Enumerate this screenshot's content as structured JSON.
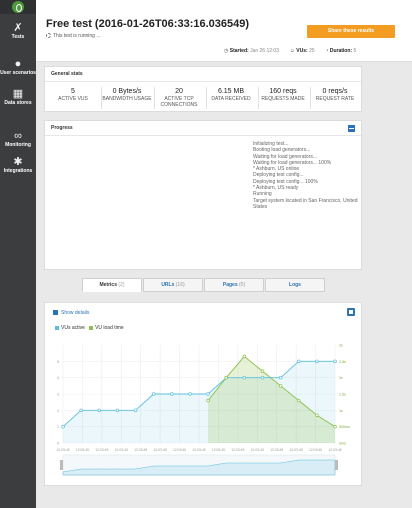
{
  "sidebar": {
    "items": [
      {
        "label": "Tests",
        "icon": "tests-icon"
      },
      {
        "label": "User scenarios",
        "icon": "users-icon"
      },
      {
        "label": "Data stores",
        "icon": "data-stores-icon"
      },
      {
        "label": "Monitoring",
        "icon": "binoculars-icon"
      },
      {
        "label": "Integrations",
        "icon": "integrations-icon"
      }
    ]
  },
  "header": {
    "title": "Free test (2016-01-26T06:33:16.036549)",
    "status": "This test is running ...",
    "share_label": "Share these results",
    "started_label": "Started:",
    "started_value": "Jan 26 12:03",
    "vus_label": "VUs:",
    "vus_value": "25",
    "duration_label": "Duration:",
    "duration_value": "5"
  },
  "general_stats": {
    "title": "General stats",
    "stats": [
      {
        "value": "5",
        "label": "ACTIVE VUS"
      },
      {
        "value": "0 Bytes/s",
        "label": "BANDWIDTH USAGE"
      },
      {
        "value": "20",
        "label": "ACTIVE TCP CONNECTIONS"
      },
      {
        "value": "6.15 MB",
        "label": "DATA RECEIVED"
      },
      {
        "value": "160 reqs",
        "label": "REQUESTS MADE"
      },
      {
        "value": "0 reqs/s",
        "label": "REQUEST RATE"
      }
    ]
  },
  "progress": {
    "title": "Progress",
    "log": [
      "Initializing test...",
      "Booting load generators...",
      "Waiting for load generators...",
      "Waiting for load generators... 100%",
      "* Ashburn, US online",
      "Deploying test config...",
      "Deploying test config... 100%",
      "* Ashburn, US ready",
      "Running",
      "Target system located in San Francisco, United States"
    ]
  },
  "tabs": [
    {
      "label": "Metrics",
      "count": "(2)"
    },
    {
      "label": "URLs",
      "count": "(16)"
    },
    {
      "label": "Pages",
      "count": "(0)"
    },
    {
      "label": "Logs",
      "count": ""
    }
  ],
  "chart_panel": {
    "details_label": "Show details"
  },
  "colors": {
    "accent": "#f39c22",
    "link": "#2b73b8",
    "vus_series": "#5bbfdc",
    "load_time_series": "#8cc04b",
    "sidebar": "#3b3d3f"
  },
  "chart_data": {
    "type": "line",
    "x": [
      1,
      2,
      3,
      4,
      5,
      6,
      7,
      8,
      9,
      10,
      11,
      12,
      13,
      14,
      15,
      16
    ],
    "x_tick_labels": [
      "12:03:45",
      "12:03:45",
      "12:03:45",
      "12:03:45",
      "12:03:45",
      "12:03:45",
      "12:03:45",
      "12:03:45",
      "12:03:45",
      "12:03:45",
      "12:03:45",
      "12:03:45",
      "12:03:45",
      "12:03:45",
      "12:03:45"
    ],
    "y_left_ticks": [
      "0",
      "1",
      "2",
      "3",
      "4",
      "5"
    ],
    "y_right_ticks": [
      "0ms",
      "500ms",
      "1s",
      "1.5s",
      "2s",
      "2.5s",
      "3s"
    ],
    "ylim_left": [
      0,
      6
    ],
    "ylim_right": [
      0,
      3
    ],
    "series": [
      {
        "name": "VUs active",
        "axis": "left",
        "values": [
          1,
          2,
          2,
          2,
          2,
          3,
          3,
          3,
          3,
          4,
          4,
          4,
          4,
          5,
          5,
          5
        ]
      },
      {
        "name": "VU load time",
        "axis": "right",
        "values": [
          null,
          null,
          null,
          null,
          null,
          null,
          null,
          null,
          1.3,
          2.0,
          2.65,
          2.2,
          1.75,
          1.3,
          0.85,
          0.5
        ]
      }
    ],
    "grid": true,
    "legend": "top-left"
  }
}
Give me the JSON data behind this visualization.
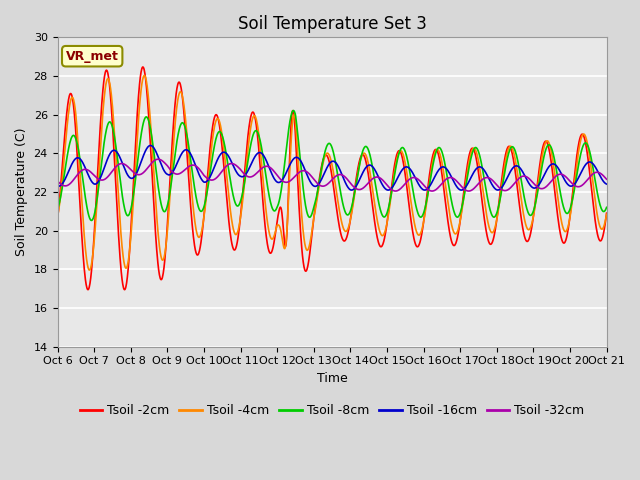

================================

Work to do: Output every entry word for word, but omit the pictures.

Solution for this task:
Enumerate this screenshot's content as structured JSON.
{
  "sidebar": {
    "items": [
      {
        "label": "Tests",
        "icon": "tests-icon"
      },
      {
        "label": "User scenarios",
        "icon": "users-icon"
      },
      {
        "label": "Data stores",
        "icon": "data-stores-icon"
      },
      {
        "label": "Monitoring",
        "icon": "binoculars-icon"
      },
      {
        "label": "Integrations",
        "icon": "integrations-icon"
      }
    ]
  },
  "header": {
    "title": "Free test (2016-01-26T06:33:16.036549)",
    "status": "This test is running ...",
    "share_label": "Share these results",
    "started_label": "Started:",
    "started_value": "Jan 26 12:03",
    "vus_label": "VUs:",
    "vus_value": "25",
    "duration_label": "Duration:",
    "duration_value": "5"
  },
  "general_stats": {
    "title": "General stats",
    "stats": [
      {
        "value": "5",
        "label": "ACTIVE VUS"
      },
      {
        "value": "0 Bytes/s",
        "label": "BANDWIDTH USAGE"
      },
      {
        "value": "20",
        "label": "ACTIVE TCP CONNECTIONS"
      },
      {
        "value": "6.15 MB",
        "label": "DATA RECEIVED"
      },
      {
        "value": "160 reqs",
        "label": "REQUESTS MADE"
      },
      {
        "value": "0 reqs/s",
        "label": "REQUEST RATE"
      }
    ]
  },
  "progress": {
    "title": "Progress",
    "log": [
      "Initializing test...",
      "Booting load generators...",
      "Waiting for load generators...",
      "Waiting for load generators... 100%",
      "* Ashburn, US online",
      "Deploying test config...",
      "Deploying test config... 100%",
      "* Ashburn, US ready",
      "Running",
      "Target system located in San Francisco, United States"
    ]
  },
  "tabs": [
    {
      "label": "Metrics",
      "count": "(2)"
    },
    {
      "label": "URLs",
      "count": "(16)"
    },
    {
      "label": "Pages",
      "count": "(0)"
    },
    {
      "label": "Logs",
      "count": ""
    }
  ],
  "chart_panel": {
    "details_label": "Show details"
  },
  "colors": {
    "accent": "#f39c22",
    "link": "#2b73b8",
    "vus_series": "#5bbfdc",
    "load_time_series": "#8cc04b",
    "sidebar": "#3b3d3f"
  },
  "chart_data": {
    "type": "line",
    "x": [
      1,
      2,
      3,
      4,
      5,
      6,
      7,
      8,
      9,
      10,
      11,
      12,
      13,
      14,
      15,
      16
    ],
    "x_tick_labels": [
      "12:03:45",
      "12:03:45",
      "12:03:45",
      "12:03:45",
      "12:03:45",
      "12:03:45",
      "12:03:45",
      "12:03:45",
      "12:03:45",
      "12:03:45",
      "12:03:45",
      "12:03:45",
      "12:03:45",
      "12:03:45",
      "12:03:45"
    ],
    "y_left_ticks": [
      "0",
      "1",
      "2",
      "3",
      "4",
      "5"
    ],
    "y_right_ticks": [
      "0ms",
      "500ms",
      "1s",
      "1.5s",
      "2s",
      "2.5s",
      "3s"
    ],
    "ylim_left": [
      0,
      6
    ],
    "ylim_right": [
      0,
      3
    ],
    "series": [
      {
        "name": "VUs active",
        "axis": "left",
        "values": [
          1,
          2,
          2,
          2,
          2,
          3,
          3,
          3,
          3,
          4,
          4,
          4,
          4,
          5,
          5,
          5
        ]
      },
      {
        "name": "VU load time",
        "axis": "right",
        "values": [
          null,
          null,
          null,
          null,
          null,
          null,
          null,
          null,
          1.3,
          2.0,
          2.65,
          2.2,
          1.75,
          1.3,
          0.85,
          0.5
        ]
      }
    ],
    "grid": true,
    "legend": "top-left"
  }
}
Give me the JSON data behind this visualization.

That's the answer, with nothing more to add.